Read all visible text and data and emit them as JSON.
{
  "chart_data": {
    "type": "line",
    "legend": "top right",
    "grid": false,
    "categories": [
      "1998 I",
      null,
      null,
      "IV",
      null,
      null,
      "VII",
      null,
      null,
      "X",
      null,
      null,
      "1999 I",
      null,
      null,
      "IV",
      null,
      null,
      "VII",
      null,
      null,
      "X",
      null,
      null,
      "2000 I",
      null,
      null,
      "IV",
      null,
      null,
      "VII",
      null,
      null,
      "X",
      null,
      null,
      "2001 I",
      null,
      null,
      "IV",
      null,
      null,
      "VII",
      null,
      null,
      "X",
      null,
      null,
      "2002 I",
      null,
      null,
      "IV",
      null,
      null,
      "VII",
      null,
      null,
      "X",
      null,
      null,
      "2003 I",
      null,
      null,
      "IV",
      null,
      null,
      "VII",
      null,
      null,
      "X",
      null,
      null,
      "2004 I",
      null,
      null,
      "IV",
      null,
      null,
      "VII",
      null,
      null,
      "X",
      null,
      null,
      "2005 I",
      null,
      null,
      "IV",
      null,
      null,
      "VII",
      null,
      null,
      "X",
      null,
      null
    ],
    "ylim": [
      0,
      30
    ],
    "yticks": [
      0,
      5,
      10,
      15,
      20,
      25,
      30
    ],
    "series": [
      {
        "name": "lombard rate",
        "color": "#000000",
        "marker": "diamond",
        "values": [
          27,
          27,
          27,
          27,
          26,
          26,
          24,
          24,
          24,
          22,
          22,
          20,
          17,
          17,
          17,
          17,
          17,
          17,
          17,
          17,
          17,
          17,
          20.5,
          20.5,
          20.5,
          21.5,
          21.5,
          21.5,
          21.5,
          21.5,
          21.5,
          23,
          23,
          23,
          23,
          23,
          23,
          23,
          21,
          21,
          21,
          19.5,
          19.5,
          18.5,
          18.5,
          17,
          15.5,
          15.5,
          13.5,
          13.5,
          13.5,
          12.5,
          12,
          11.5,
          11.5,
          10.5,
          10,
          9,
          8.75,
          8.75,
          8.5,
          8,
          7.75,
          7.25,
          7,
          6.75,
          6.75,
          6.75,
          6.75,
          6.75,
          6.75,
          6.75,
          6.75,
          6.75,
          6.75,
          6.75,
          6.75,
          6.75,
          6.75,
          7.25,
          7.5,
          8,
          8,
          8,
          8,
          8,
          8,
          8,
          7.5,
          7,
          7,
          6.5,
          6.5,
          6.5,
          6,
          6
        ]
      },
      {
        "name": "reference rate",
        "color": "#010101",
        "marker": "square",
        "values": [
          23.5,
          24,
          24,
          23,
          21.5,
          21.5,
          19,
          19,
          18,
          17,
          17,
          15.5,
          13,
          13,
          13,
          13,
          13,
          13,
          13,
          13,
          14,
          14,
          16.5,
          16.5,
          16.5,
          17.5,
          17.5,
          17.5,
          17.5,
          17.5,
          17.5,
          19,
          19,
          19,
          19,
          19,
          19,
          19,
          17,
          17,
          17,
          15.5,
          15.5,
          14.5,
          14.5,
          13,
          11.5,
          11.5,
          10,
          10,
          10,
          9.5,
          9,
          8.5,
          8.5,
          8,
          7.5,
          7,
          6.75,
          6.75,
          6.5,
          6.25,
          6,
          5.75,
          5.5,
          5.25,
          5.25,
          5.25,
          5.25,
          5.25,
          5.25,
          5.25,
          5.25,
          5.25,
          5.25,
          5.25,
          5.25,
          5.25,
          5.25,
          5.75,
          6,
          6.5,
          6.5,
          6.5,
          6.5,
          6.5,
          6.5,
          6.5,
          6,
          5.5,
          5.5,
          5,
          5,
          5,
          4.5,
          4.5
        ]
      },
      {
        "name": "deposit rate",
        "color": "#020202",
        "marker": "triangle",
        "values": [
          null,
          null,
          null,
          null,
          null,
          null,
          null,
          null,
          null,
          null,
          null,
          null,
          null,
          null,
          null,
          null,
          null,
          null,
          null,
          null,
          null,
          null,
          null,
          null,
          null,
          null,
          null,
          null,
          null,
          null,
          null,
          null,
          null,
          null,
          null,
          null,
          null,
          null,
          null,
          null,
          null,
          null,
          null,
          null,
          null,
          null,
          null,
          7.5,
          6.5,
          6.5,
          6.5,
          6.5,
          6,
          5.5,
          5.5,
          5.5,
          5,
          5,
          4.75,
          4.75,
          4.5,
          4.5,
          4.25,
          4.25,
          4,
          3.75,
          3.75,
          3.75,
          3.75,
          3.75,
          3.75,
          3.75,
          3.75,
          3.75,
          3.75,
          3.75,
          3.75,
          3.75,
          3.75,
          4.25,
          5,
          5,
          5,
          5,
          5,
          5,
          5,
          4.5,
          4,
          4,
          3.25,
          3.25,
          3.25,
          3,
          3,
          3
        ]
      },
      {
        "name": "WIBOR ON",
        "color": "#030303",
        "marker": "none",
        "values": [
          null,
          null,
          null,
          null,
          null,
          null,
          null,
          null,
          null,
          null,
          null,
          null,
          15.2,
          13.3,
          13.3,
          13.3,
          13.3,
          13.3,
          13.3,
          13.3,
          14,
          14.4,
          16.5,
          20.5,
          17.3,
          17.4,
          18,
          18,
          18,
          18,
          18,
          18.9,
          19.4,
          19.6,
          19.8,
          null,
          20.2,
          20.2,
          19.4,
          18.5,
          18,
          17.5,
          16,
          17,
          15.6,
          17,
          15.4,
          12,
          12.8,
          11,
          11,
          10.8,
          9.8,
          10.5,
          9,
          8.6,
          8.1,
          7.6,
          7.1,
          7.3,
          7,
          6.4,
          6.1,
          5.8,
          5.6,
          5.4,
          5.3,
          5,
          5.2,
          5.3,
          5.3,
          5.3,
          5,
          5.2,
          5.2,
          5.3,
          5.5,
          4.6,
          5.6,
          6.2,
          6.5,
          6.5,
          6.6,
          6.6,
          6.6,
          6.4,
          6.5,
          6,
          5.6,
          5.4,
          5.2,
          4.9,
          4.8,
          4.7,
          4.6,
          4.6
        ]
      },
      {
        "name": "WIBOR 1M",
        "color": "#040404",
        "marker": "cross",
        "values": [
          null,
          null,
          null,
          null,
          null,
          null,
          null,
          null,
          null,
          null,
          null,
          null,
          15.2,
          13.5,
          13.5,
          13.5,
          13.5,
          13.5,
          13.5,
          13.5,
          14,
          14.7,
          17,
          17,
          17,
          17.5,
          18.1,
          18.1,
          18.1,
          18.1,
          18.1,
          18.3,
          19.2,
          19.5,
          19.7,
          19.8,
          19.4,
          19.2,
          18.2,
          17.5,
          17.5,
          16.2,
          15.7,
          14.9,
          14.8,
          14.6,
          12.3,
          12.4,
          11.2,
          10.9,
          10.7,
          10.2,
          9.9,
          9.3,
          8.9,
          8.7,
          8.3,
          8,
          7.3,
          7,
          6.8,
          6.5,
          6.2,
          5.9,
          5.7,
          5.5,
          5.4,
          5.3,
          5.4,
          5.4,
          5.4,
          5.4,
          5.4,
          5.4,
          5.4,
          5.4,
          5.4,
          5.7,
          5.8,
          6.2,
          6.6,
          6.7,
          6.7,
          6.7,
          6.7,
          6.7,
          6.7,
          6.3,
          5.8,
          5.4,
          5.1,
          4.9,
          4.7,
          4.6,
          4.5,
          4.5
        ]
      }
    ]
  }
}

**What is required**
Return the entries in full, keeping every line exactly as it is.

**Correct output**
Read all visible text and data and emit them as JSON.
{
  "chart_data": {
    "type": "line",
    "legend": "top right",
    "grid": false,
    "categories": [
      "1998 I",
      null,
      null,
      "IV",
      null,
      null,
      "VII",
      null,
      null,
      "X",
      null,
      null,
      "1999 I",
      null,
      null,
      "IV",
      null,
      null,
      "VII",
      null,
      null,
      "X",
      null,
      null,
      "2000 I",
      null,
      null,
      "IV",
      null,
      null,
      "VII",
      null,
      null,
      "X",
      null,
      null,
      "2001 I",
      null,
      null,
      "IV",
      null,
      null,
      "VII",
      null,
      null,
      "X",
      null,
      null,
      "2002 I",
      null,
      null,
      "IV",
      null,
      null,
      "VII",
      null,
      null,
      "X",
      null,
      null,
      "2003 I",
      null,
      null,
      "IV",
      null,
      null,
      "VII",
      null,
      null,
      "X",
      null,
      null,
      "2004 I",
      null,
      null,
      "IV",
      null,
      null,
      "VII",
      null,
      null,
      "X",
      null,
      null,
      "2005 I",
      null,
      null,
      "IV",
      null,
      null,
      "VII",
      null,
      null,
      "X",
      null,
      null
    ],
    "ylim": [
      0,
      30
    ],
    "yticks": [
      0,
      5,
      10,
      15,
      20,
      25,
      30
    ],
    "series": [
      {
        "name": "lombard rate",
        "color": "#000000",
        "marker": "diamond",
        "values": [
          27,
          27,
          27,
          27,
          26,
          26,
          24,
          24,
          24,
          22,
          22,
          20,
          17,
          17,
          17,
          17,
          17,
          17,
          17,
          17,
          17,
          17,
          20.5,
          20.5,
          20.5,
          21.5,
          21.5,
          21.5,
          21.5,
          21.5,
          21.5,
          23,
          23,
          23,
          23,
          23,
          23,
          23,
          21,
          21,
          21,
          19.5,
          19.5,
          18.5,
          18.5,
          17,
          15.5,
          15.5,
          13.5,
          13.5,
          13.5,
          12.5,
          12,
          11.5,
          11.5,
          10.5,
          10,
          9,
          8.75,
          8.75,
          8.5,
          8,
          7.75,
          7.25,
          7,
          6.75,
          6.75,
          6.75,
          6.75,
          6.75,
          6.75,
          6.75,
          6.75,
          6.75,
          6.75,
          6.75,
          6.75,
          6.75,
          6.75,
          7.25,
          7.5,
          8,
          8,
          8,
          8,
          8,
          8,
          8,
          7.5,
          7,
          7,
          6.5,
          6.5,
          6.5,
          6,
          6
        ]
      },
      {
        "name": "reference rate",
        "color": "#010101",
        "marker": "square",
        "values": [
          23.5,
          24,
          24,
          23,
          21.5,
          21.5,
          19,
          19,
          18,
          17,
          17,
          15.5,
          13,
          13,
          13,
          13,
          13,
          13,
          13,
          13,
          14,
          14,
          16.5,
          16.5,
          16.5,
          17.5,
          17.5,
          17.5,
          17.5,
          17.5,
          17.5,
          19,
          19,
          19,
          19,
          19,
          19,
          19,
          17,
          17,
          17,
          15.5,
          15.5,
          14.5,
          14.5,
          13,
          11.5,
          11.5,
          10,
          10,
          10,
          9.5,
          9,
          8.5,
          8.5,
          8,
          7.5,
          7,
          6.75,
          6.75,
          6.5,
          6.25,
          6,
          5.75,
          5.5,
          5.25,
          5.25,
          5.25,
          5.25,
          5.25,
          5.25,
          5.25,
          5.25,
          5.25,
          5.25,
          5.25,
          5.25,
          5.25,
          5.25,
          5.75,
          6,
          6.5,
          6.5,
          6.5,
          6.5,
          6.5,
          6.5,
          6.5,
          6,
          5.5,
          5.5,
          5,
          5,
          5,
          4.5,
          4.5
        ]
      },
      {
        "name": "deposit rate",
        "color": "#020202",
        "marker": "triangle",
        "values": [
          null,
          null,
          null,
          null,
          null,
          null,
          null,
          null,
          null,
          null,
          null,
          null,
          null,
          null,
          null,
          null,
          null,
          null,
          null,
          null,
          null,
          null,
          null,
          null,
          null,
          null,
          null,
          null,
          null,
          null,
          null,
          null,
          null,
          null,
          null,
          null,
          null,
          null,
          null,
          null,
          null,
          null,
          null,
          null,
          null,
          null,
          null,
          7.5,
          6.5,
          6.5,
          6.5,
          6.5,
          6,
          5.5,
          5.5,
          5.5,
          5,
          5,
          4.75,
          4.75,
          4.5,
          4.5,
          4.25,
          4.25,
          4,
          3.75,
          3.75,
          3.75,
          3.75,
          3.75,
          3.75,
          3.75,
          3.75,
          3.75,
          3.75,
          3.75,
          3.75,
          3.75,
          3.75,
          4.25,
          5,
          5,
          5,
          5,
          5,
          5,
          5,
          4.5,
          4,
          4,
          3.25,
          3.25,
          3.25,
          3,
          3,
          3
        ]
      },
      {
        "name": "WIBOR ON",
        "color": "#030303",
        "marker": "none",
        "values": [
          null,
          null,
          null,
          null,
          null,
          null,
          null,
          null,
          null,
          null,
          null,
          null,
          15.2,
          13.3,
          13.3,
          13.3,
          13.3,
          13.3,
          13.3,
          13.3,
          14,
          14.4,
          16.5,
          20.5,
          17.3,
          17.4,
          18,
          18,
          18,
          18,
          18,
          18.9,
          19.4,
          19.6,
          19.8,
          null,
          20.2,
          20.2,
          19.4,
          18.5,
          18,
          17.5,
          16,
          17,
          15.6,
          17,
          15.4,
          12,
          12.8,
          11,
          11,
          10.8,
          9.8,
          10.5,
          9,
          8.6,
          8.1,
          7.6,
          7.1,
          7.3,
          7,
          6.4,
          6.1,
          5.8,
          5.6,
          5.4,
          5.3,
          5,
          5.2,
          5.3,
          5.3,
          5.3,
          5,
          5.2,
          5.2,
          5.3,
          5.5,
          4.6,
          5.6,
          6.2,
          6.5,
          6.5,
          6.6,
          6.6,
          6.6,
          6.4,
          6.5,
          6,
          5.6,
          5.4,
          5.2,
          4.9,
          4.8,
          4.7,
          4.6,
          4.6
        ]
      },
      {
        "name": "WIBOR 1M",
        "color": "#040404",
        "marker": "cross",
        "values": [
          null,
          null,
          null,
          null,
          null,
          null,
          null,
          null,
          null,
          null,
          null,
          null,
          15.2,
          13.5,
          13.5,
          13.5,
          13.5,
          13.5,
          13.5,
          13.5,
          14,
          14.7,
          17,
          17,
          17,
          17.5,
          18.1,
          18.1,
          18.1,
          18.1,
          18.1,
          18.3,
          19.2,
          19.5,
          19.7,
          19.8,
          19.4,
          19.2,
          18.2,
          17.5,
          17.5,
          16.2,
          15.7,
          14.9,
          14.8,
          14.6,
          12.3,
          12.4,
          11.2,
          10.9,
          10.7,
          10.2,
          9.9,
          9.3,
          8.9,
          8.7,
          8.3,
          8,
          7.3,
          7,
          6.8,
          6.5,
          6.2,
          5.9,
          5.7,
          5.5,
          5.4,
          5.3,
          5.4,
          5.4,
          5.4,
          5.4,
          5.4,
          5.4,
          5.4,
          5.4,
          5.4,
          5.7,
          5.8,
          6.2,
          6.6,
          6.7,
          6.7,
          6.7,
          6.7,
          6.7,
          6.7,
          6.3,
          5.8,
          5.4,
          5.1,
          4.9,
          4.7,
          4.6,
          4.5,
          4.5
        ]
      }
    ]
  }
}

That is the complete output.